Extract every line below, verbatim.
**** DATA ROWS ****
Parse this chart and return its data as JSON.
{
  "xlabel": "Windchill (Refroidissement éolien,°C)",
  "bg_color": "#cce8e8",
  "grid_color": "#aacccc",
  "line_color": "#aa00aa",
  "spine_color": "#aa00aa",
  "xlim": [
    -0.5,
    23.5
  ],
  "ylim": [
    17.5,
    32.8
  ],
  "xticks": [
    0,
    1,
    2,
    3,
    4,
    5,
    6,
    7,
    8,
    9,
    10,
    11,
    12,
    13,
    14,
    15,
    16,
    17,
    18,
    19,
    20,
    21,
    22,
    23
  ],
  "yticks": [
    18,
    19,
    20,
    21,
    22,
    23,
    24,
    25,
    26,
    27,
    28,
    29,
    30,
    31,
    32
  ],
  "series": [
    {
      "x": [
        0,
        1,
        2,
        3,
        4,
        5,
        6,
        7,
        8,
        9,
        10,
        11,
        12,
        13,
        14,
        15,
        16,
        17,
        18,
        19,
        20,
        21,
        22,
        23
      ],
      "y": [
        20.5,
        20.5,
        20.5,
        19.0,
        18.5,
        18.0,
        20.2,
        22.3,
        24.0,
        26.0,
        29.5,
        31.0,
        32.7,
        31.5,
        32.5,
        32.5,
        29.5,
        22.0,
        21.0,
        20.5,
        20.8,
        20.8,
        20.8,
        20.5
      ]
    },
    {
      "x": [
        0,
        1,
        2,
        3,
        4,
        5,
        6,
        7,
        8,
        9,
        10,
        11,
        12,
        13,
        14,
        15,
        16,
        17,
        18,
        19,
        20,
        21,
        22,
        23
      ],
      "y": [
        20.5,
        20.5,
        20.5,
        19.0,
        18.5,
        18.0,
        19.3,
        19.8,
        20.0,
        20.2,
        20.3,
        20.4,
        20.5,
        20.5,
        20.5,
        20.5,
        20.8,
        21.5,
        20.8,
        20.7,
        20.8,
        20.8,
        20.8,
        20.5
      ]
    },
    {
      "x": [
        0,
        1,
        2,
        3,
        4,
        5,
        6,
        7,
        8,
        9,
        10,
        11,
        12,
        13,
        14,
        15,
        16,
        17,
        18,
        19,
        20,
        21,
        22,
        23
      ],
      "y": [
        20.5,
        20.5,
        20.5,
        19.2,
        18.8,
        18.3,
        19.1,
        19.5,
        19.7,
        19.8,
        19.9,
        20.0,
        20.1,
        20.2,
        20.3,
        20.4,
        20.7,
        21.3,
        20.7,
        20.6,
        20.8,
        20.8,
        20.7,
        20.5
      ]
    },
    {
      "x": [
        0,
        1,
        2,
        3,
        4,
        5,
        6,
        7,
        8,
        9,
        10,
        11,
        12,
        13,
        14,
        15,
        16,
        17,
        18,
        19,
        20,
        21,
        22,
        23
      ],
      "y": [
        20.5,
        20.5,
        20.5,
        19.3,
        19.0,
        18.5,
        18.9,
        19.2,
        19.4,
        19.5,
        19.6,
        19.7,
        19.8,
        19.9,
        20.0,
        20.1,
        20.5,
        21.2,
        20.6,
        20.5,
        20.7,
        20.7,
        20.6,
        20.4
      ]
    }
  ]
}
****
■ **OUTPUT OF THE TASK**
Parse this chart and return its data as JSON.
{
  "xlabel": "Windchill (Refroidissement éolien,°C)",
  "bg_color": "#cce8e8",
  "grid_color": "#aacccc",
  "line_color": "#aa00aa",
  "spine_color": "#aa00aa",
  "xlim": [
    -0.5,
    23.5
  ],
  "ylim": [
    17.5,
    32.8
  ],
  "xticks": [
    0,
    1,
    2,
    3,
    4,
    5,
    6,
    7,
    8,
    9,
    10,
    11,
    12,
    13,
    14,
    15,
    16,
    17,
    18,
    19,
    20,
    21,
    22,
    23
  ],
  "yticks": [
    18,
    19,
    20,
    21,
    22,
    23,
    24,
    25,
    26,
    27,
    28,
    29,
    30,
    31,
    32
  ],
  "series": [
    {
      "x": [
        0,
        1,
        2,
        3,
        4,
        5,
        6,
        7,
        8,
        9,
        10,
        11,
        12,
        13,
        14,
        15,
        16,
        17,
        18,
        19,
        20,
        21,
        22,
        23
      ],
      "y": [
        20.5,
        20.5,
        20.5,
        19.0,
        18.5,
        18.0,
        20.2,
        22.3,
        24.0,
        26.0,
        29.5,
        31.0,
        32.7,
        31.5,
        32.5,
        32.5,
        29.5,
        22.0,
        21.0,
        20.5,
        20.8,
        20.8,
        20.8,
        20.5
      ]
    },
    {
      "x": [
        0,
        1,
        2,
        3,
        4,
        5,
        6,
        7,
        8,
        9,
        10,
        11,
        12,
        13,
        14,
        15,
        16,
        17,
        18,
        19,
        20,
        21,
        22,
        23
      ],
      "y": [
        20.5,
        20.5,
        20.5,
        19.0,
        18.5,
        18.0,
        19.3,
        19.8,
        20.0,
        20.2,
        20.3,
        20.4,
        20.5,
        20.5,
        20.5,
        20.5,
        20.8,
        21.5,
        20.8,
        20.7,
        20.8,
        20.8,
        20.8,
        20.5
      ]
    },
    {
      "x": [
        0,
        1,
        2,
        3,
        4,
        5,
        6,
        7,
        8,
        9,
        10,
        11,
        12,
        13,
        14,
        15,
        16,
        17,
        18,
        19,
        20,
        21,
        22,
        23
      ],
      "y": [
        20.5,
        20.5,
        20.5,
        19.2,
        18.8,
        18.3,
        19.1,
        19.5,
        19.7,
        19.8,
        19.9,
        20.0,
        20.1,
        20.2,
        20.3,
        20.4,
        20.7,
        21.3,
        20.7,
        20.6,
        20.8,
        20.8,
        20.7,
        20.5
      ]
    },
    {
      "x": [
        0,
        1,
        2,
        3,
        4,
        5,
        6,
        7,
        8,
        9,
        10,
        11,
        12,
        13,
        14,
        15,
        16,
        17,
        18,
        19,
        20,
        21,
        22,
        23
      ],
      "y": [
        20.5,
        20.5,
        20.5,
        19.3,
        19.0,
        18.5,
        18.9,
        19.2,
        19.4,
        19.5,
        19.6,
        19.7,
        19.8,
        19.9,
        20.0,
        20.1,
        20.5,
        21.2,
        20.6,
        20.5,
        20.7,
        20.7,
        20.6,
        20.4
      ]
    }
  ]
}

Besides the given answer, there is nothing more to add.